▶ _Source text_:
+ + + +
Regarding the files included in the same group created at step B2, restoration is assigned to the same backup server 20. This means that one group is included in one restoration target file table, and is assigned to one backup server 20. At this time, a plurality of groups are distributively assigned to respective backup servers 20 uniformly. Further, restoration of the files is assigned such that the total capacity of the files in a group becomes almost uniform among the backup servers 20.

Policy 2

Restoration of files is assigned such that data of the business servers 10 is assigned uniformly to the respective backup servers 20. This means that restoration is assigned such that even if any business server 10 is selected at the time of restoration, the files in such a business server 10 are uniformly distributed to all backup servers 12. At this time, restoration is assigned such that the capacity of the data and the number of files of each business server 10 are distributed uniformly to all backup servers 20.

When the restoration target file table assigned to each backup server 20 is updated in accordance with the aforementioned policies, a chunk table assigned to each backup server 20 is updated so as to correspond to the content of the restoration target file table. At this time, the number of times of duplication of a chunk in the assigned backup server 20 is updated, and in the chunk table, the chunk hold target of a chunk that the number of times of duplication is large is marked with “yes” preferentially. The chunk with this mark indicates that it is to be stored in the chunk holding region 26 in the assigned backup server 20.

Next, information of the restoration target file table and the chunk table assigned to each backup server 20, updated in the backup management server 30, is copied to each backup server 20. Thereby, the old table is updated to have information of the new table (step B4).

Finally, each backup server 20 reads out a chunk that is a holding target chunk in the updated new chunk table from the deduplication storage device 40, and stores it in the chunk holding region 26 (step B5).

<Restoration Process>

Next, a process of restoration in any of the business servers 10 will be described with reference to the flowchart of FIG. 9.
+ + + +
▶ _Material provided_:
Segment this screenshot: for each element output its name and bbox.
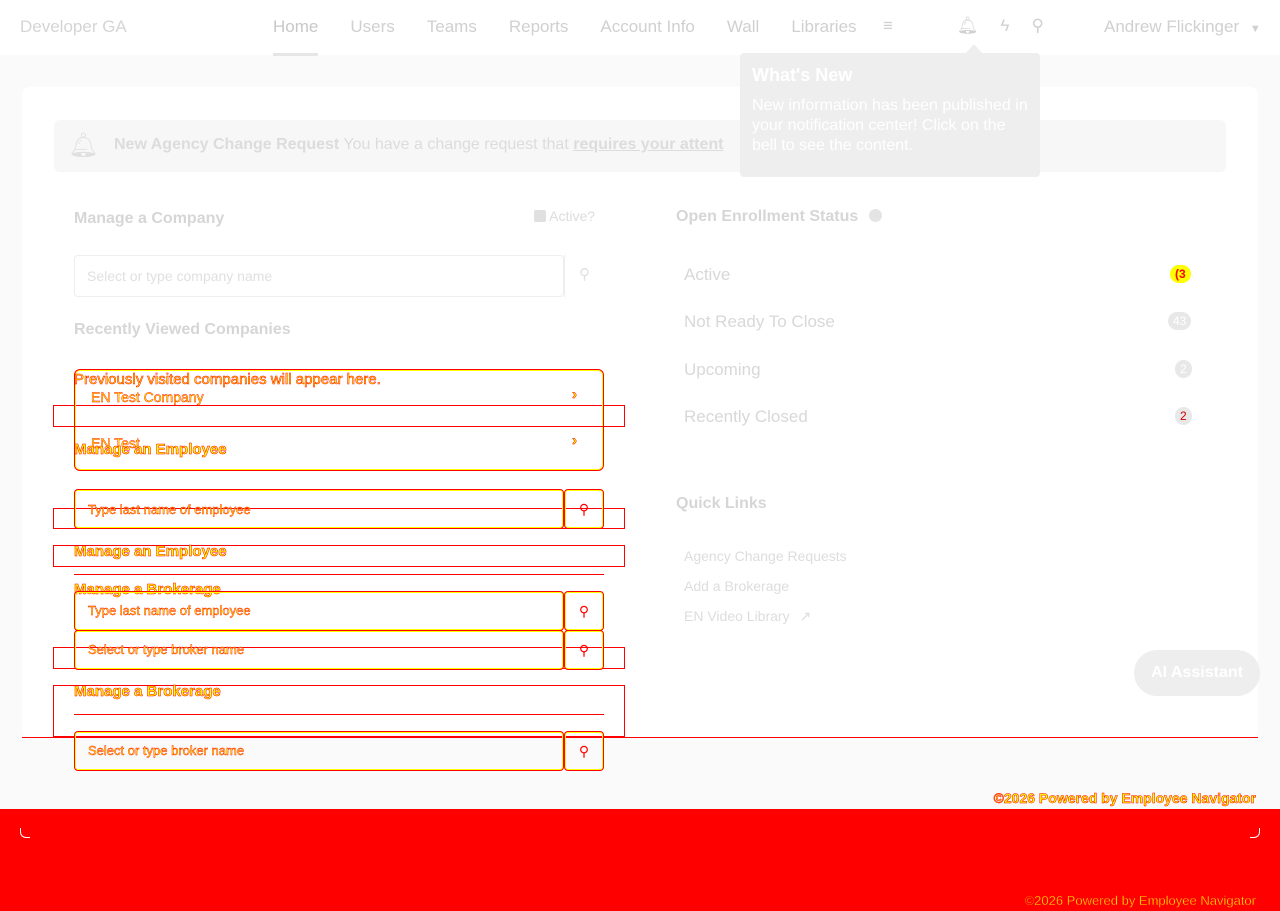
+ + + +
▶ _Directive A_:
In the backup restoration text, which step number covers copying the updated restoration target file table and chunk table to each backup server?
▶ _Directive B_:
Print the backup restoration text word for word, everything from "Finally, each backup" down to "26 (step B5).".
▶ _Directive C_:
Carry on the text about backup server restoration from where it stops.

▶ _Written answer A_:
Step B4.

▶ _Written answer B_:
Finally, each backup server 20 reads out a chunk that is a holding target chunk in the updated new chunk table from the deduplication storage device 40, and stores it in the chunk holding region 26 (step B5).

▶ _Written answer C_:
First, the backup management server 30 instructs all backup servers 20 to execute restoration of the restoration target business server 10 (step C1). When receiving an instruction of execution of restoration, each backup server 20 performs restoration of all files of the restoration target business server 10, among the files in the assigned restoration target file table stored therein (step C2).

Then, for each file to be restored, first, it is checked whether or not the constituent chunks described in the restoration target file table are included in the chunk holding region 26 (step C4). A files not included in the chunk holding region 26 is read out from the deduplication storage device 40 (step C5), and is combined with the chunks included in the chunk holding region 26, whereby a restoration target file is generated (step C6). Finally, the restoration target file generated by the backup server 20 is written into the restoration target business server 10, whereby restoration is completed (step C7).

As described above, according to the storage system of the present invention, a restoration target file table is changed as described above. This is effective at the time of restoration and readout of files, as described below.

First, files included in the same group are files having duplicate chunks. As such, by assigning the same backup server 20 and allowing duplicate chunks to be preferentially included in the chunk holding region 26, it is possible to create a file at high speed by one backup server 20. Further, in the chunk holding region 26, chunk deduplication is performed efficiently, and a chunk can be provided to a plurality of files with the capacity of one chunk.

For example, the aforementioned example describes the case where the file F1 is configured of the chunks c1, c2, and c3 and the file F2 is configured of the chunks c1 and c4, and these files are included in the same group. Here, the total number of chunks included in the files F1 and F2 is five. However, as the chunk c1 is shared by them, when a file is created by the same backup server 20, it is possible to read out all chunks constituting both files only with the four chunks c1, c2, c3, and c4. Accordingly, chunk readout efficiency is improved, whereby restoration can be performed efficiently at high speed. Further, by preferentially storing chunks that are duplicate in a plurality of files in the same chunk holding region 26, the capacity efficiency of the chunk holding region 26 is increased, and an effect as a cache of the chunks at the time of restoration is improved.

Further, by arranging the groups, created as described above, uniformly among the backup servers 20, an effect of improving the capacity efficiency of the chunk holding region 26 is equally applied to the chunk holding regions of all backup servers 20. Further, a load of restoration can be distributed among the backup servers 20.

Further, as backup is performed while files of the business servers 10 are uniformly distributed among the respective backup servers 20, a load of restoration can be distributed among the respective backup servers 20. Further, it is possible to prevent concentration of a network band between the restoration target business server 10 and each backup server 20 on a particular position, whereby the entire band can be used. Therefore, the transfer speed at the time of restoration can be higher.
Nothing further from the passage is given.